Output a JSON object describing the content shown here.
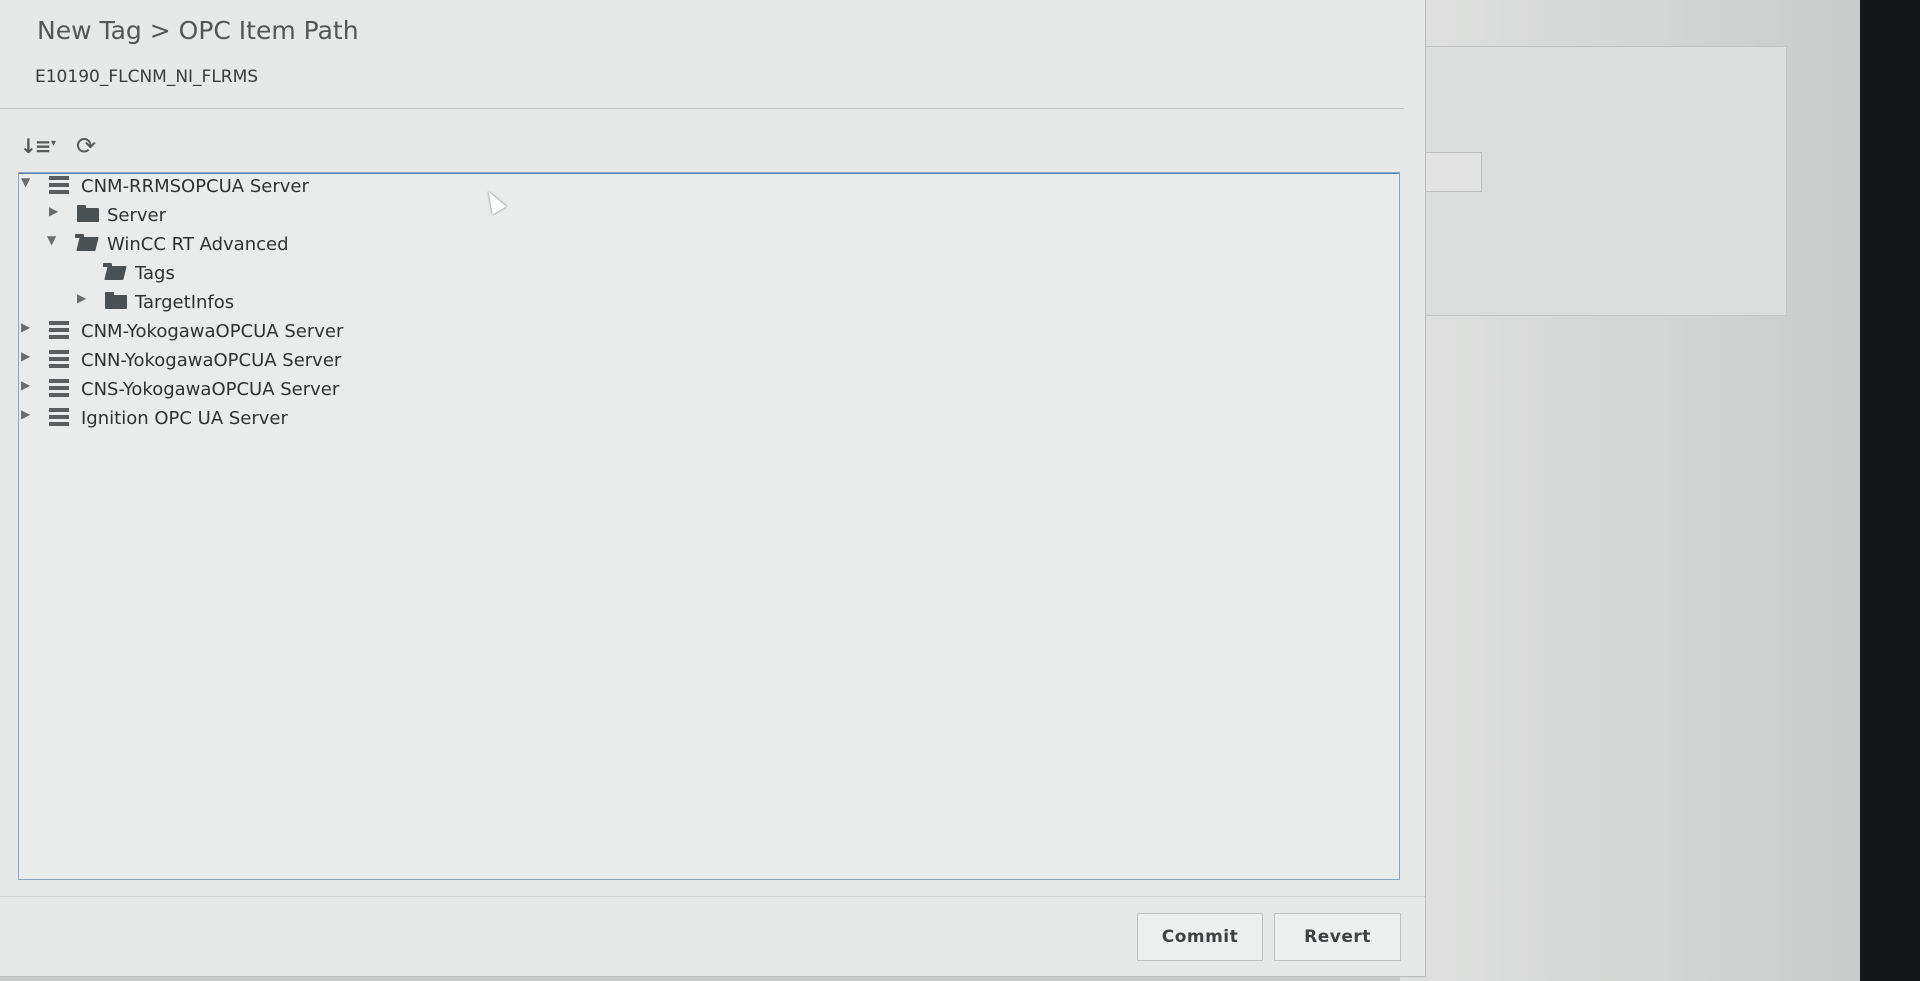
{
  "dialog": {
    "title": "New Tag > OPC Item Path",
    "subtitle": "E10190_FLCNM_NI_FLRMS"
  },
  "toolbar": {
    "sort_icon": "sort-icon",
    "refresh_icon": "refresh-icon"
  },
  "tree": {
    "nodes": [
      {
        "label": "CNM-RRMSOPCUA Server",
        "icon": "server-icon",
        "expanded": true
      },
      {
        "label": "Server",
        "icon": "folder-icon",
        "expanded": false
      },
      {
        "label": "WinCC RT Advanced",
        "icon": "folder-open-icon",
        "expanded": true
      },
      {
        "label": "Tags",
        "icon": "folder-open-icon"
      },
      {
        "label": "TargetInfos",
        "icon": "folder-icon",
        "expanded": false
      },
      {
        "label": "CNM-YokogawaOPCUA Server",
        "icon": "server-icon",
        "expanded": false
      },
      {
        "label": "CNN-YokogawaOPCUA Server",
        "icon": "server-icon",
        "expanded": false
      },
      {
        "label": "CNS-YokogawaOPCUA Server",
        "icon": "server-icon",
        "expanded": false
      },
      {
        "label": "Ignition OPC UA Server",
        "icon": "server-icon",
        "expanded": false
      }
    ]
  },
  "footer": {
    "commit_label": "Commit",
    "revert_label": "Revert"
  },
  "colors": {
    "dialog_bg": "#e7e9e8",
    "tree_border": "#8ba3bd",
    "text": "#2f3232"
  }
}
----
§ Directive: Without including any pictures, print each record exactly.

§ Solution to this problem:
Output a JSON object describing the content shown here.
{
  "dialog": {
    "title": "New Tag > OPC Item Path",
    "subtitle": "E10190_FLCNM_NI_FLRMS"
  },
  "toolbar": {
    "sort_icon": "sort-icon",
    "refresh_icon": "refresh-icon"
  },
  "tree": {
    "nodes": [
      {
        "label": "CNM-RRMSOPCUA Server",
        "icon": "server-icon",
        "expanded": true
      },
      {
        "label": "Server",
        "icon": "folder-icon",
        "expanded": false
      },
      {
        "label": "WinCC RT Advanced",
        "icon": "folder-open-icon",
        "expanded": true
      },
      {
        "label": "Tags",
        "icon": "folder-open-icon"
      },
      {
        "label": "TargetInfos",
        "icon": "folder-icon",
        "expanded": false
      },
      {
        "label": "CNM-YokogawaOPCUA Server",
        "icon": "server-icon",
        "expanded": false
      },
      {
        "label": "CNN-YokogawaOPCUA Server",
        "icon": "server-icon",
        "expanded": false
      },
      {
        "label": "CNS-YokogawaOPCUA Server",
        "icon": "server-icon",
        "expanded": false
      },
      {
        "label": "Ignition OPC UA Server",
        "icon": "server-icon",
        "expanded": false
      }
    ]
  },
  "footer": {
    "commit_label": "Commit",
    "revert_label": "Revert"
  },
  "colors": {
    "dialog_bg": "#e7e9e8",
    "tree_border": "#8ba3bd",
    "text": "#2f3232"
  }
}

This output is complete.